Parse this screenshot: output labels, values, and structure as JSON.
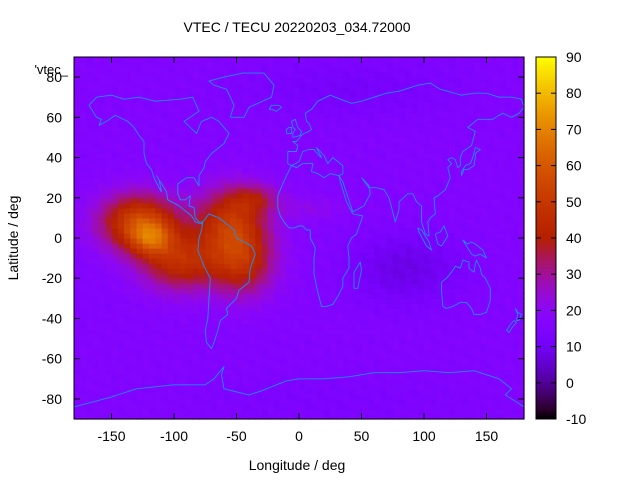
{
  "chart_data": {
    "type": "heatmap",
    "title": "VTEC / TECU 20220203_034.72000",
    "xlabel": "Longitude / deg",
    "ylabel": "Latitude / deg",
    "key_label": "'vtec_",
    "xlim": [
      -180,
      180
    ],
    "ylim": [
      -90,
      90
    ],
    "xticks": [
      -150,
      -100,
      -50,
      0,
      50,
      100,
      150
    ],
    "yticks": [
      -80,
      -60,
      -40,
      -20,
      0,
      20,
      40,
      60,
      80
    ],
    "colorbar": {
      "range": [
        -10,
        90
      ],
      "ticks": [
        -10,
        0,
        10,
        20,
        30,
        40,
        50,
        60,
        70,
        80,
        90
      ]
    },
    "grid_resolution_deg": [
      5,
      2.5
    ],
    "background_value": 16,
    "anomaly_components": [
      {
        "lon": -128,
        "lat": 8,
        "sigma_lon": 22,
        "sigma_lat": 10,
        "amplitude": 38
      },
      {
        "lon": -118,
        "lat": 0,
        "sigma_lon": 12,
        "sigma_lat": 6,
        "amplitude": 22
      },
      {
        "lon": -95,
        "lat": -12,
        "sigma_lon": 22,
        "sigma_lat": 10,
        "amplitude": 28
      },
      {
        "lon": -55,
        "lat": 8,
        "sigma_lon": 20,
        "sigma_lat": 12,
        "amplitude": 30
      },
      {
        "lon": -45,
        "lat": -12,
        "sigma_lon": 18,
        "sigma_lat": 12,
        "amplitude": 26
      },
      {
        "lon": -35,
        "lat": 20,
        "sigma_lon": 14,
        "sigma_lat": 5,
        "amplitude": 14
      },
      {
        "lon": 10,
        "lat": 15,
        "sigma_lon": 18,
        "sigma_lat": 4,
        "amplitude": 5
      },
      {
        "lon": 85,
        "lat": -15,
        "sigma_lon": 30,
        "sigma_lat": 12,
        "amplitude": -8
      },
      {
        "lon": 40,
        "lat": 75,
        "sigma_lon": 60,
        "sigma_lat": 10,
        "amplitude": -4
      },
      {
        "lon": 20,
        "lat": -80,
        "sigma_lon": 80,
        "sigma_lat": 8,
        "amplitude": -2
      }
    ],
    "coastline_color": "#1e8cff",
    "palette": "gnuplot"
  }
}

◆ ◆ ◆ ◆

_Your instructions_:
Reproduce each line of the material containing the word "amplitude".

_Written solution_:
        "amplitude": 38
        "amplitude": 22
        "amplitude": 28
        "amplitude": 30
        "amplitude": 26
        "amplitude": 14
        "amplitude": 5
        "amplitude": -8
        "amplitude": -4
        "amplitude": -2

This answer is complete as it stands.